Figure collection entries
>> BEGIN

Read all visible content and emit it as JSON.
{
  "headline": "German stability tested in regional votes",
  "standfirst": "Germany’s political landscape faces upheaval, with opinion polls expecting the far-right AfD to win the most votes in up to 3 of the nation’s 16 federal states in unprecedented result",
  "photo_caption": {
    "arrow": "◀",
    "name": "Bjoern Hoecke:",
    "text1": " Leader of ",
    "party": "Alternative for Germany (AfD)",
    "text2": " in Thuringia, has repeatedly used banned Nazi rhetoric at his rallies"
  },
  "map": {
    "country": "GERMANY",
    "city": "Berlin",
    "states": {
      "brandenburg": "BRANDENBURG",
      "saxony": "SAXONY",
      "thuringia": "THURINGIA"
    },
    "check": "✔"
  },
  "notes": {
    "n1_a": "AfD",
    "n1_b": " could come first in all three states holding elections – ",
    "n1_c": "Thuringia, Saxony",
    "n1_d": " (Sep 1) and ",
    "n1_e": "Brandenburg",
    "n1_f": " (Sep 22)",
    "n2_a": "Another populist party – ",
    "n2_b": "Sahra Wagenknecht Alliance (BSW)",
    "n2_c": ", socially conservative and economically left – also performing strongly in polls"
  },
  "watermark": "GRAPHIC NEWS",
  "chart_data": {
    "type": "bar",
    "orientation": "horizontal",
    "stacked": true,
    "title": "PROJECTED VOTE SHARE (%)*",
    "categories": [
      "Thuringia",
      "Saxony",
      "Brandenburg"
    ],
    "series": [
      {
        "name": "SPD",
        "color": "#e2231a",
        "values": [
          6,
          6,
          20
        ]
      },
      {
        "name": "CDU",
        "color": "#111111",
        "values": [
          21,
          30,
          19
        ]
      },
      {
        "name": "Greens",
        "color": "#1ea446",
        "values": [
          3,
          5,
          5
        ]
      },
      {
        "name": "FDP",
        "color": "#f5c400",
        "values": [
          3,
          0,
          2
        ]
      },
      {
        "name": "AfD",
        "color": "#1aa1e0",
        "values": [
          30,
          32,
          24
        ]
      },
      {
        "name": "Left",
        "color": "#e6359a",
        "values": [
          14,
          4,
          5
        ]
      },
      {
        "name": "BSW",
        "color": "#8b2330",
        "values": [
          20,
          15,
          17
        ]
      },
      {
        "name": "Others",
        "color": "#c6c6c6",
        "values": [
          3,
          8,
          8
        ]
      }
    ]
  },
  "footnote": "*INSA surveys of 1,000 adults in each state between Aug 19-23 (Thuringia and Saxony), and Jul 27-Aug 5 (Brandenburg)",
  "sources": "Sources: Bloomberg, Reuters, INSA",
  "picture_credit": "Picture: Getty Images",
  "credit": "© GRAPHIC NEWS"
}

>> END

> [Exercise objective] Among the lines of the material above, how many include the string "party"? Report only that number.

> [Reply] 2